# Problem:
Leave the pictures out. Return all other data exactly.

Part of a data file:
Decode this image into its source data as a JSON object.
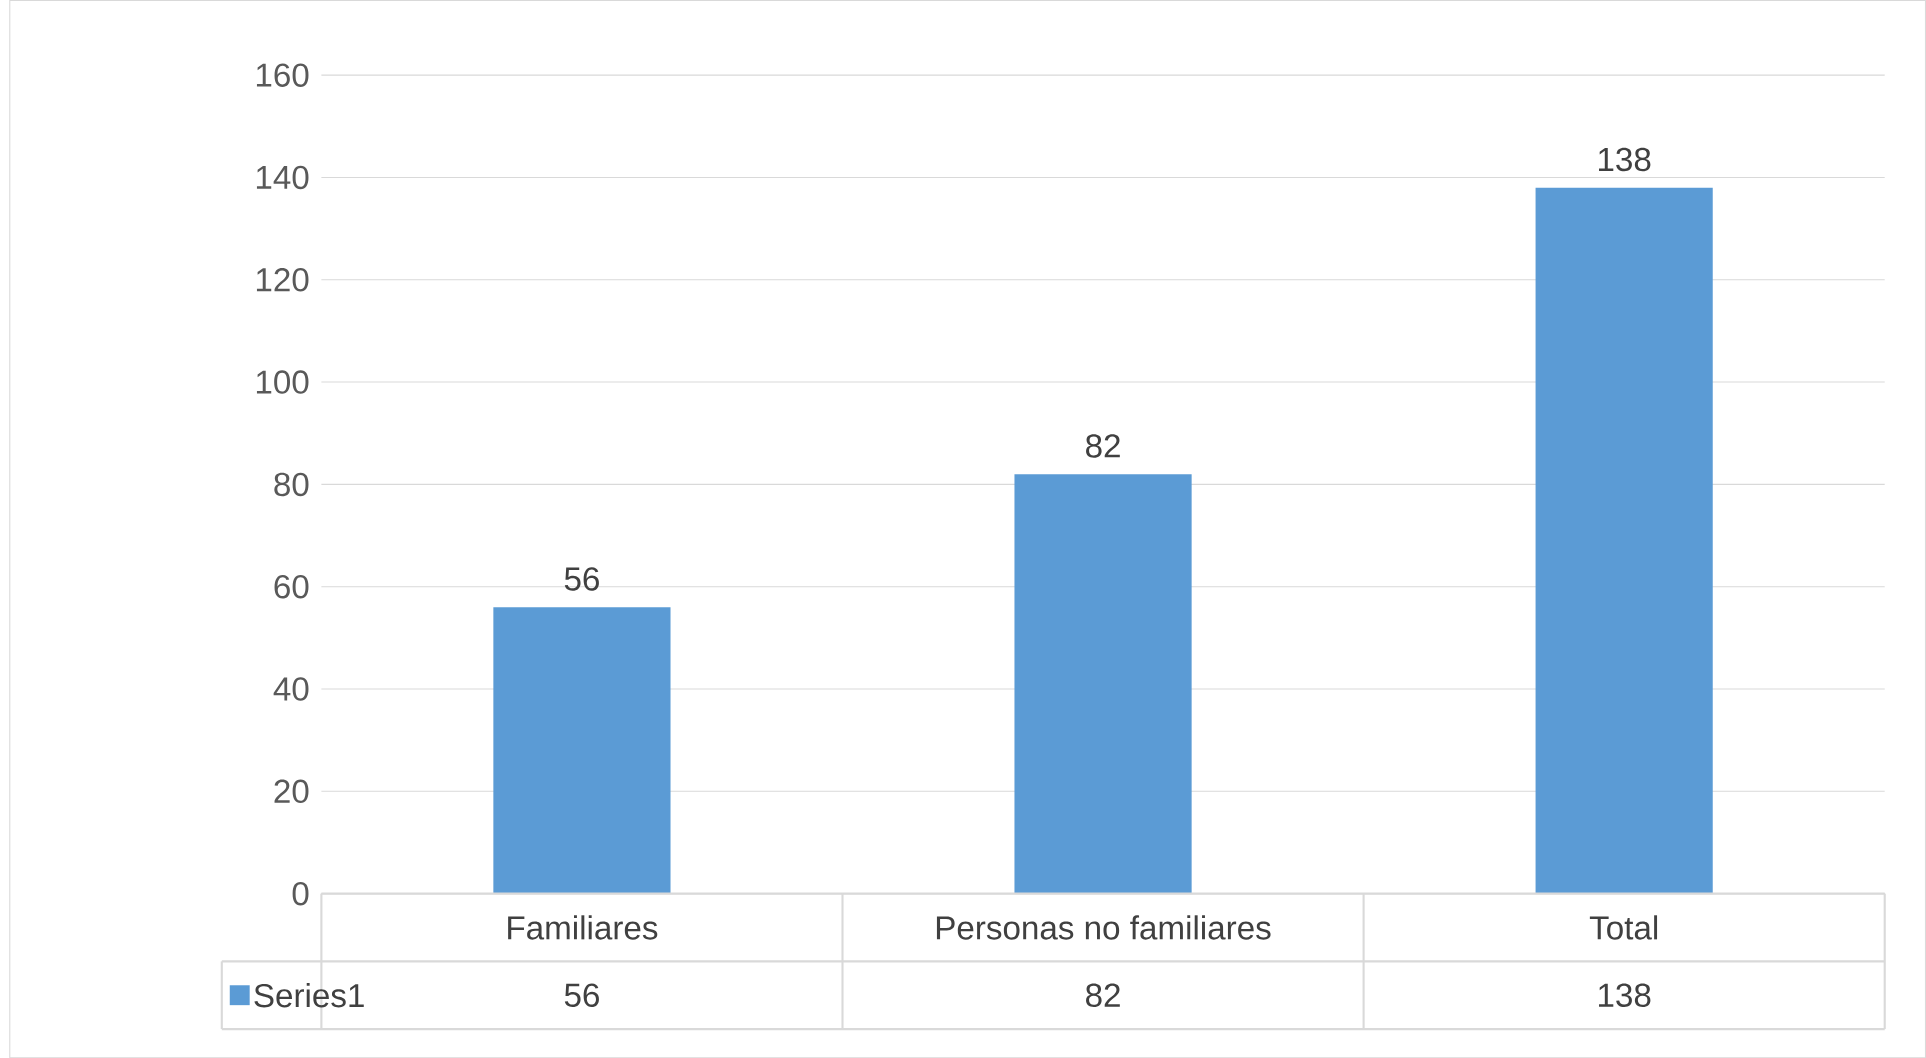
{
  "chart_data": {
    "type": "bar",
    "categories": [
      "Familiares",
      "Personas no familiares",
      "Total"
    ],
    "series": [
      {
        "name": "Series1",
        "color": "#5b9bd5",
        "values": [
          56,
          82,
          138
        ],
        "value_labels": [
          "56",
          "82",
          "138"
        ]
      }
    ],
    "ylim": [
      0,
      160
    ],
    "yticks": [
      0,
      20,
      40,
      60,
      80,
      100,
      120,
      140,
      160
    ],
    "grid": "y",
    "legend": "bottom"
  }
}
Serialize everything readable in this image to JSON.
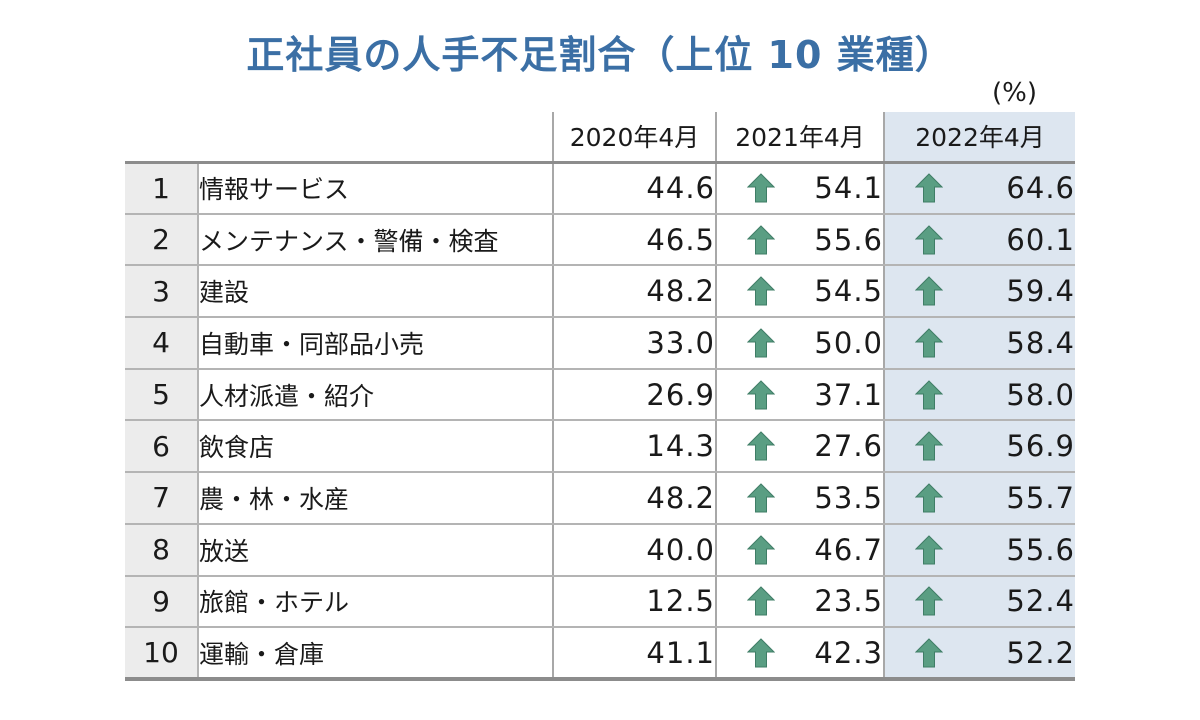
{
  "title": "正社員の人手不足割合（上位 10 業種）",
  "unit": "(%)",
  "chart_data": {
    "type": "table",
    "columns": [
      "",
      "",
      "2020年4月",
      "2021年4月",
      "2022年4月"
    ],
    "rows": [
      {
        "rank": "1",
        "industry": "情報サービス",
        "y2020": "44.6",
        "y2021": "54.1",
        "y2022": "64.6"
      },
      {
        "rank": "2",
        "industry": "メンテナンス・警備・検査",
        "y2020": "46.5",
        "y2021": "55.6",
        "y2022": "60.1"
      },
      {
        "rank": "3",
        "industry": "建設",
        "y2020": "48.2",
        "y2021": "54.5",
        "y2022": "59.4"
      },
      {
        "rank": "4",
        "industry": "自動車・同部品小売",
        "y2020": "33.0",
        "y2021": "50.0",
        "y2022": "58.4"
      },
      {
        "rank": "5",
        "industry": "人材派遣・紹介",
        "y2020": "26.9",
        "y2021": "37.1",
        "y2022": "58.0"
      },
      {
        "rank": "6",
        "industry": "飲食店",
        "y2020": "14.3",
        "y2021": "27.6",
        "y2022": "56.9"
      },
      {
        "rank": "7",
        "industry": "農・林・水産",
        "y2020": "48.2",
        "y2021": "53.5",
        "y2022": "55.7"
      },
      {
        "rank": "8",
        "industry": "放送",
        "y2020": "40.0",
        "y2021": "46.7",
        "y2022": "55.6"
      },
      {
        "rank": "9",
        "industry": "旅館・ホテル",
        "y2020": "12.5",
        "y2021": "23.5",
        "y2022": "52.4"
      },
      {
        "rank": "10",
        "industry": "運輸・倉庫",
        "y2020": "41.1",
        "y2021": "42.3",
        "y2022": "52.2"
      }
    ],
    "trend_icon": "up-arrow-icon",
    "colors": {
      "title": "#3b6fa5",
      "arrow": "#5a9e83",
      "highlight_column": "#dde6f0",
      "rank_column": "#ececec"
    }
  }
}
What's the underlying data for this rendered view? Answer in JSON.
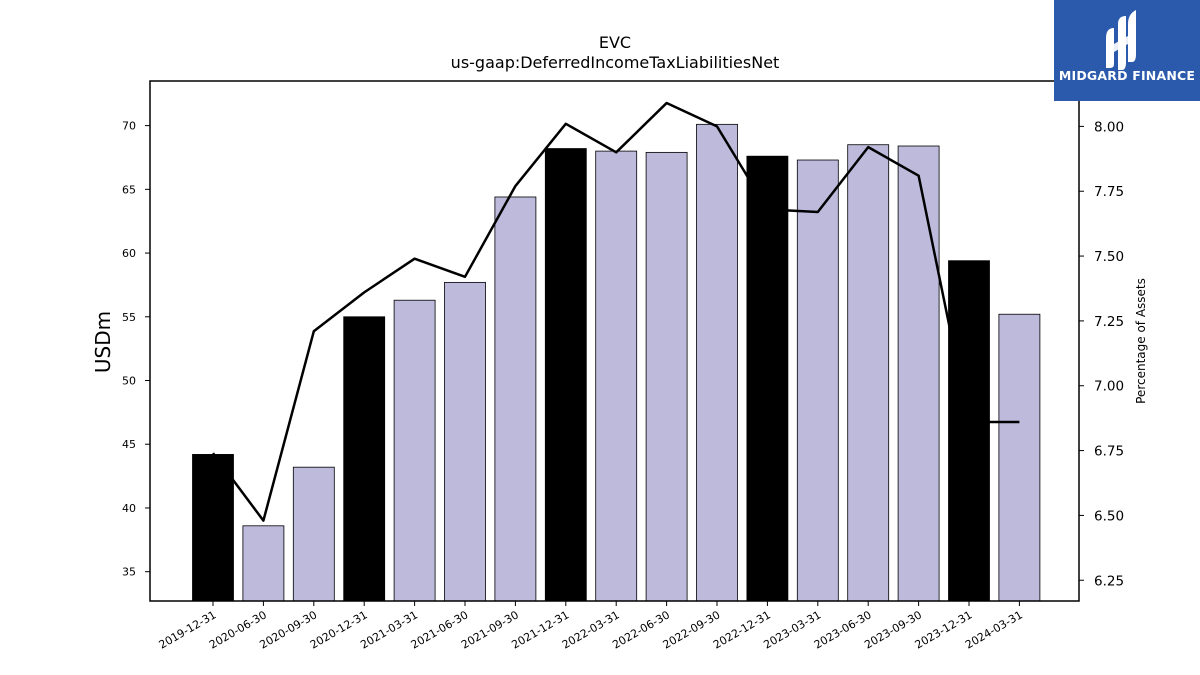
{
  "chart_data": {
    "type": "bar",
    "title": "EVC",
    "subtitle": "us-gaap:DeferredIncomeTaxLiabilitiesNet",
    "ylabel": "USDm",
    "ylabel_right": "Percentage of Assets",
    "categories": [
      "2019-12-31",
      "2020-06-30",
      "2020-09-30",
      "2020-12-31",
      "2021-03-31",
      "2021-06-30",
      "2021-09-30",
      "2021-12-31",
      "2022-03-31",
      "2022-06-30",
      "2022-09-30",
      "2022-12-31",
      "2023-03-31",
      "2023-06-30",
      "2023-09-30",
      "2023-12-31",
      "2024-03-31"
    ],
    "series": [
      {
        "kind": "bar",
        "values": [
          44.2,
          38.6,
          43.2,
          55.0,
          56.3,
          57.7,
          64.4,
          68.2,
          68.0,
          67.9,
          70.1,
          67.6,
          67.3,
          68.5,
          68.4,
          59.4,
          55.2
        ],
        "highlight": [
          true,
          false,
          false,
          true,
          false,
          false,
          false,
          true,
          false,
          false,
          false,
          true,
          false,
          false,
          false,
          true,
          false
        ],
        "color": "#bdbadb",
        "highlight_color": "#000000"
      },
      {
        "kind": "line",
        "axis": "right",
        "values": [
          6.74,
          6.48,
          7.21,
          7.36,
          7.49,
          7.42,
          7.77,
          8.01,
          7.9,
          8.09,
          8.0,
          7.68,
          7.67,
          7.92,
          7.81,
          6.86,
          6.86
        ],
        "color": "#000000"
      }
    ],
    "ylim": [
      32.7,
      73.5
    ],
    "yticks": [
      35,
      40,
      45,
      50,
      55,
      60,
      65,
      70
    ],
    "ylim_right": [
      6.17,
      8.175
    ],
    "yticks_right": [
      "6.25",
      "6.50",
      "6.75",
      "7.00",
      "7.25",
      "7.50",
      "7.75",
      "8.00"
    ],
    "grid": false
  },
  "logo": {
    "text": "MIDGARD FINANCE",
    "color": "#2b5aad"
  }
}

# Task output:
Decode this image into its source data as a JSON object.
{
  "chart_data": {
    "type": "bar",
    "categories": [
      "Familiares",
      "Personas no familiares",
      "Total"
    ],
    "series": [
      {
        "name": "Series1",
        "color": "#5b9bd5",
        "values": [
          56,
          82,
          138
        ],
        "value_labels": [
          "56",
          "82",
          "138"
        ]
      }
    ],
    "ylim": [
      0,
      160
    ],
    "yticks": [
      0,
      20,
      40,
      60,
      80,
      100,
      120,
      140,
      160
    ],
    "grid": "y",
    "legend": "bottom"
  }
}
Serialize everything readable in this image to JSON.
{
  "title": "正社員の人手不足割合（上位 10 業種）",
  "unit": "(%)",
  "chart_data": {
    "type": "table",
    "columns": [
      "",
      "",
      "2020年4月",
      "2021年4月",
      "2022年4月"
    ],
    "rows": [
      {
        "rank": "1",
        "industry": "情報サービス",
        "y2020": "44.6",
        "y2021": "54.1",
        "y2022": "64.6"
      },
      {
        "rank": "2",
        "industry": "メンテナンス・警備・検査",
        "y2020": "46.5",
        "y2021": "55.6",
        "y2022": "60.1"
      },
      {
        "rank": "3",
        "industry": "建設",
        "y2020": "48.2",
        "y2021": "54.5",
        "y2022": "59.4"
      },
      {
        "rank": "4",
        "industry": "自動車・同部品小売",
        "y2020": "33.0",
        "y2021": "50.0",
        "y2022": "58.4"
      },
      {
        "rank": "5",
        "industry": "人材派遣・紹介",
        "y2020": "26.9",
        "y2021": "37.1",
        "y2022": "58.0"
      },
      {
        "rank": "6",
        "industry": "飲食店",
        "y2020": "14.3",
        "y2021": "27.6",
        "y2022": "56.9"
      },
      {
        "rank": "7",
        "industry": "農・林・水産",
        "y2020": "48.2",
        "y2021": "53.5",
        "y2022": "55.7"
      },
      {
        "rank": "8",
        "industry": "放送",
        "y2020": "40.0",
        "y2021": "46.7",
        "y2022": "55.6"
      },
      {
        "rank": "9",
        "industry": "旅館・ホテル",
        "y2020": "12.5",
        "y2021": "23.5",
        "y2022": "52.4"
      },
      {
        "rank": "10",
        "industry": "運輸・倉庫",
        "y2020": "41.1",
        "y2021": "42.3",
        "y2022": "52.2"
      }
    ],
    "trend_icon": "up-arrow-icon",
    "colors": {
      "title": "#3b6fa5",
      "arrow": "#5a9e83",
      "highlight_column": "#dde6f0",
      "rank_column": "#ececec"
    }
  }
}
What's the underlying data for this rendered view? Answer in JSON.
{
  "chart_data": {
    "type": "bar",
    "title": "EVC",
    "subtitle": "us-gaap:DeferredIncomeTaxLiabilitiesNet",
    "ylabel": "USDm",
    "ylabel_right": "Percentage of Assets",
    "categories": [
      "2019-12-31",
      "2020-06-30",
      "2020-09-30",
      "2020-12-31",
      "2021-03-31",
      "2021-06-30",
      "2021-09-30",
      "2021-12-31",
      "2022-03-31",
      "2022-06-30",
      "2022-09-30",
      "2022-12-31",
      "2023-03-31",
      "2023-06-30",
      "2023-09-30",
      "2023-12-31",
      "2024-03-31"
    ],
    "series": [
      {
        "kind": "bar",
        "values": [
          44.2,
          38.6,
          43.2,
          55.0,
          56.3,
          57.7,
          64.4,
          68.2,
          68.0,
          67.9,
          70.1,
          67.6,
          67.3,
          68.5,
          68.4,
          59.4,
          55.2
        ],
        "highlight": [
          true,
          false,
          false,
          true,
          false,
          false,
          false,
          true,
          false,
          false,
          false,
          true,
          false,
          false,
          false,
          true,
          false
        ],
        "color": "#bdbadb",
        "highlight_color": "#000000"
      },
      {
        "kind": "line",
        "axis": "right",
        "values": [
          6.74,
          6.48,
          7.21,
          7.36,
          7.49,
          7.42,
          7.77,
          8.01,
          7.9,
          8.09,
          8.0,
          7.68,
          7.67,
          7.92,
          7.81,
          6.86,
          6.86
        ],
        "color": "#000000"
      }
    ],
    "ylim": [
      32.7,
      73.5
    ],
    "yticks": [
      35,
      40,
      45,
      50,
      55,
      60,
      65,
      70
    ],
    "ylim_right": [
      6.17,
      8.175
    ],
    "yticks_right": [
      "6.25",
      "6.50",
      "6.75",
      "7.00",
      "7.25",
      "7.50",
      "7.75",
      "8.00"
    ],
    "grid": false
  },
  "logo": {
    "text": "MIDGARD FINANCE",
    "color": "#2b5aad"
  }
}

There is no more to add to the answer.